PROVIDED ENTRIES start

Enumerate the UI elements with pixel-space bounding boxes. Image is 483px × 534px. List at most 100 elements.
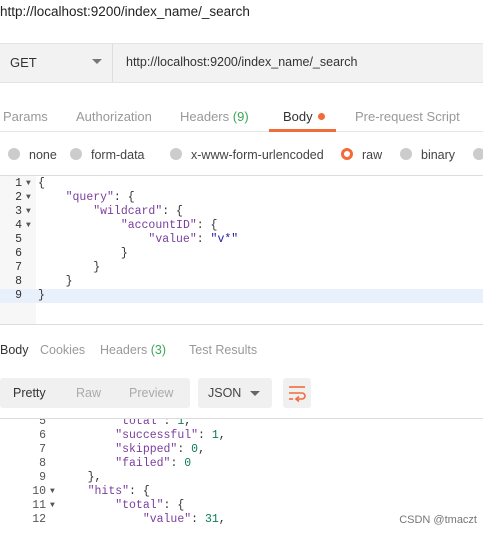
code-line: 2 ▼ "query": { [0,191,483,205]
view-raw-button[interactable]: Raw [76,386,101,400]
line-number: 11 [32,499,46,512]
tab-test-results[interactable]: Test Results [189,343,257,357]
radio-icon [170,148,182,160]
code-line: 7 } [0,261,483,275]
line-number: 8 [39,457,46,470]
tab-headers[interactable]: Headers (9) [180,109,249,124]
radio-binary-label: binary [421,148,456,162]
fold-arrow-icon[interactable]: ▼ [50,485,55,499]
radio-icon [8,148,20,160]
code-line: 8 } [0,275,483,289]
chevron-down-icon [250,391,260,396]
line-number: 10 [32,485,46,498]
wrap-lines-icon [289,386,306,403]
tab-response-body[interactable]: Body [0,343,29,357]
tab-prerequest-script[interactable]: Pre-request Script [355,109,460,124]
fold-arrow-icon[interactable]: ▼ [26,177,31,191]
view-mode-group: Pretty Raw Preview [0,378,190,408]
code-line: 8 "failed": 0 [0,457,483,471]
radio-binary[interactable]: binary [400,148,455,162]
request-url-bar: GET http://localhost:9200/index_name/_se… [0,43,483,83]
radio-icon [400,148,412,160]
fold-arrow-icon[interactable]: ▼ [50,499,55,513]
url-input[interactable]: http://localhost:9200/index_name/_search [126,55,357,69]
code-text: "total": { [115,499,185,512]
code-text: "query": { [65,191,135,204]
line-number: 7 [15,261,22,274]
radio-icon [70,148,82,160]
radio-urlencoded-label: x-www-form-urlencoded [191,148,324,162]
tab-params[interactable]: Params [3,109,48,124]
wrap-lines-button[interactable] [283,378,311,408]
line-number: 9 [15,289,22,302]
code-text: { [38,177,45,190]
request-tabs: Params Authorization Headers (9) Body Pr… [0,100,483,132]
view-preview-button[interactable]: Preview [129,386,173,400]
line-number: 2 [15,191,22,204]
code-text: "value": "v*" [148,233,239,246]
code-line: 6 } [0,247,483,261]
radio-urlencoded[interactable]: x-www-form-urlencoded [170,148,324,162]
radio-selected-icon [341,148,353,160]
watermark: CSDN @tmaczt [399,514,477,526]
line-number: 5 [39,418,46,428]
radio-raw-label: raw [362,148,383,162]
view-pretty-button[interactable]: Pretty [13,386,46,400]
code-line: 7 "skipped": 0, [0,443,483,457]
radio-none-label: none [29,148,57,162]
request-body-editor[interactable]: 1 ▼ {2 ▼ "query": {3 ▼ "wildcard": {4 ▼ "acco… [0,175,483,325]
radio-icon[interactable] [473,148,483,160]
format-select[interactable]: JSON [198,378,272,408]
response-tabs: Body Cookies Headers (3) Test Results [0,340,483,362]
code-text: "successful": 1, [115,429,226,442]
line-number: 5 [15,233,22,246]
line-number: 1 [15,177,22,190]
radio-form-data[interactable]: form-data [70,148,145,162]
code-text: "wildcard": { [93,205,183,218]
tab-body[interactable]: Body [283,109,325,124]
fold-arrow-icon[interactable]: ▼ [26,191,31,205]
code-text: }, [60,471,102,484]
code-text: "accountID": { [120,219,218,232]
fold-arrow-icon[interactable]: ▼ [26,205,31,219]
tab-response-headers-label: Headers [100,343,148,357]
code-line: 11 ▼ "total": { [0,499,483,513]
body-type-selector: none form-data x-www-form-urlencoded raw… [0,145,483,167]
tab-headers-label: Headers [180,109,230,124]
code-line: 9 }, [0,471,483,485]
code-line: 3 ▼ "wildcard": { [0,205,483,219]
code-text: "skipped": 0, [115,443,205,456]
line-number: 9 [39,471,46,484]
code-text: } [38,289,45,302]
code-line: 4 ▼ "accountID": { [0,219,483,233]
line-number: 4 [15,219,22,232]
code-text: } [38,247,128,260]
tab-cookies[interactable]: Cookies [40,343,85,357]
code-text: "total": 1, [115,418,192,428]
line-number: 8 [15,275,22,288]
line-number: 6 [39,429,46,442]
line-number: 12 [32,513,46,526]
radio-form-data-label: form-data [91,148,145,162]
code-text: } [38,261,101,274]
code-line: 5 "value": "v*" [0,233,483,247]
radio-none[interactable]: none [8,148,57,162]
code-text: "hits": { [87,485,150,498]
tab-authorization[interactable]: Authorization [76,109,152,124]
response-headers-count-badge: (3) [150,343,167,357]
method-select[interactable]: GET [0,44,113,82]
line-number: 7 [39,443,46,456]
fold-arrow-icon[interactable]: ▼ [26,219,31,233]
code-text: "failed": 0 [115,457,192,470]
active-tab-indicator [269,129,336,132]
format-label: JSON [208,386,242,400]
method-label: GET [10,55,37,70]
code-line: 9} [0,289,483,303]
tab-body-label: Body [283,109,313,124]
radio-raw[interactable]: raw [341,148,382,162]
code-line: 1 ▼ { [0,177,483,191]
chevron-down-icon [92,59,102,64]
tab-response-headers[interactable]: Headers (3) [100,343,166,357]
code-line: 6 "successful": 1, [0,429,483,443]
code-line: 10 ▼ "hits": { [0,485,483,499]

PROVIDED ENTRIES end

* DIRECTIVE
Put every line of the material above into a Markdown table with the columns "Row" and "Material line". Number the rows, leave out blank lines, and omit the pictures.

* EXERCISE SOLUTION
| Row | Material line |
|---|---|
| 1 | Enumerate the UI elements with pixel-space bounding boxes. Image is 483px × 534px. List at most 100 elements. |
| 2 | code-line: 2 ▼ "query": { [0,191,483,205] |
| 3 | view-raw-button[interactable]: Raw [76,386,101,400] |
| 4 | line-number: 11 [32,499,46,512] |
| 5 | tab-test-results[interactable]: Test Results [189,343,257,357] |
| 6 | radio-icon [170,148,182,160] |
| 7 | code-line: 7 } [0,261,483,275] |
| 8 | line-number: 8 [39,457,46,470] |
| 9 | tab-headers[interactable]: Headers (9) [180,109,249,124] |
| 10 | radio-binary-label: binary [421,148,456,162] |
| 11 | fold-arrow-icon[interactable]: ▼ [50,485,55,499] |
| 12 | radio-icon [8,148,20,160] |
| 13 | code-line: 8 } [0,275,483,289] |
| 14 | chevron-down-icon [250,391,260,396] |
| 15 | line-number: 10 [32,485,46,498] |
| 16 | wrap-lines-icon [289,386,306,403] |
| 17 | tab-response-body[interactable]: Body [0,343,29,357] |
| 18 | tab-prerequest-script[interactable]: Pre-request Script [355,109,460,124] |
| 19 | fold-arrow-icon[interactable]: ▼ [26,177,31,191] |
| 20 | view-mode-group: Pretty Raw Preview [0,378,190,408] |
| 21 | code-line: 8 "failed": 0 [0,457,483,471] |
| 22 | radio-binary[interactable]: binary [400,148,455,162] |
| 23 | request-url-bar: GET http://localhost:9200/index_name/_se… [0,43,483,83] |
| 24 | radio-icon [400,148,412,160] |
| 25 | fold-arrow-icon[interactable]: ▼ [50,499,55,513] |
| 26 | url-input[interactable]: http://localhost:9200/index_name/_search [126,55,357,69] |
| 27 | code-text: "total": { [115,499,185,512] |
| 28 | code-text: "query": { [65,191,135,204] |
| 29 | line-number: 7 [15,261,22,274] |
| 30 | radio-icon [70,148,82,160] |
| 31 | radio-urlencoded-label: x-www-form-urlencoded [191,148,324,162] |
| 32 | tab-params[interactable]: Params [3,109,48,124] |
| 33 | wrap-lines-button[interactable] [283,378,311,408] |
| 34 | line-number: 9 [15,289,22,302] |
| 35 | code-text: { [38,177,45,190] |
| 36 | request-tabs: Params Authorization Headers (9) Body Pr… [0,100,483,132] |
| 37 | view-preview-button[interactable]: Preview [129,386,173,400] |
| 38 | line-number: 2 [15,191,22,204] |
| 39 | code-text: "value": "v*" [148,233,239,246] |
| 40 | code-line: 6 } [0,247,483,261] |
| 41 | radio-urlencoded[interactable]: x-www-form-urlencoded [170,148,324,162] |
| 42 | radio-selected-icon [341,148,353,160] |
| 43 | watermark: CSDN @tmaczt [399,514,477,526] |
| 44 | line-number: 5 [39,418,46,428] |
| 45 | radio-raw-label: raw [362,148,383,162] |
| 46 | view-pretty-button[interactable]: Pretty [13,386,46,400] |
| 47 | code-line: 7 "skipped": 0, [0,443,483,457] |
| 48 | radio-none-label: none [29,148,57,162] |
| 49 | request-body-editor[interactable]: 1 ▼ {2 ▼ "query": {3 ▼ "wildcard": {4 ▼ "acco… [0,175,483,325] |
| 50 | radio-icon[interactable] [473,148,483,160] |
| 51 | format-select[interactable]: JSON [198,378,272,408] |
| 52 | response-tabs: Body Cookies Headers (3) Test Results [0,340,483,362] |
| 53 | code-text: "successful": 1, [115,429,226,442] |
| 54 | line-number: 5 [15,233,22,246] |
| 55 | line-number: 1 [15,177,22,190] |
| 56 | radio-form-data[interactable]: form-data [70,148,145,162] |
| 57 | code-text: "wildcard": { [93,205,183,218] |
| 58 | tab-body[interactable]: Body [283,109,325,124] |
| 59 | fold-arrow-icon[interactable]: ▼ [26,191,31,205] |
| 60 | code-text: }, [60,471,102,484] |
| 61 | code-text: "accountID": { [120,219,218,232] |
| 62 | fold-arrow-icon[interactable]: ▼ [26,205,31,219] |
| 63 | tab-response-headers-label: Headers [100,343,148,357] |
| 64 | code-line: 11 ▼ "total": { [0,499,483,513] |
| 65 | body-type-selector: none form-data x-www-form-urlencoded raw… [0,145,483,167] |
| 66 | tab-headers-label: Headers [180,109,230,124] |
| 67 | code-line: 9 }, [0,471,483,485] |
| 68 | code-line: 3 ▼ "wildcard": { [0,205,483,219] |
| 69 | code-text: "skipped": 0, [115,443,205,456] |
| 70 | line-number: 9 [39,471,46,484] |
| 71 | code-text: } [38,289,45,302] |
| 72 | code-line: 4 ▼ "accountID": { [0,219,483,233] |
| 73 | line-number: 4 [15,219,22,232] |
| 74 | code-text: } [38,247,128,260] |
| 75 | tab-cookies[interactable]: Cookies [40,343,85,357] |
| 76 | code-text: "total": 1, [115,418,192,428] |
| 77 | line-number: 8 [15,275,22,288] |
| 78 | line-number: 6 [39,429,46,442] |
| 79 | line-number: 12 [32,513,46,526] |
| 80 | radio-form-data-label: form-data [91,148,145,162] |
| 81 | code-text: } [38,261,101,274] |
| 82 | code-line: 5 "value": "v*" [0,233,483,247] |
| 83 | radio-none[interactable]: none [8,148,57,162] |
| 84 | code-text: "hits": { [87,485,150,498] |
| 85 | tab-authorization[interactable]: Authorization [76,109,152,124] |
| 86 | response-headers-count-badge: (3) [150,343,167,357] |
| 87 | method-select[interactable]: GET [0,44,113,82] |
| 88 | line-number: 7 [39,443,46,456] |
| 89 | fold-arrow-icon[interactable]: ▼ [26,219,31,233] |
| 90 | code-text: "failed": 0 [115,457,192,470] |
| 91 | active-tab-indicator [269,129,336,132] |
| 92 | format-label: JSON [208,386,242,400] |
| 93 | method-label: GET [10,55,37,70] |
| 94 | code-line: 9} [0,289,483,303] |
| 95 | tab-body-label: Body [283,109,313,124] |
| 96 | radio-raw[interactable]: raw [341,148,382,162] |
| 97 | code-line: 1 ▼ { [0,177,483,191] |
| 98 | chevron-down-icon [92,59,102,64] |
| 99 | tab-response-headers[interactable]: Headers (3) [100,343,166,357] |
| 100 | code-line: 6 "successful": 1, [0,429,483,443] |
| 101 | code-line: 10 ▼ "hits": { [0,485,483,499] |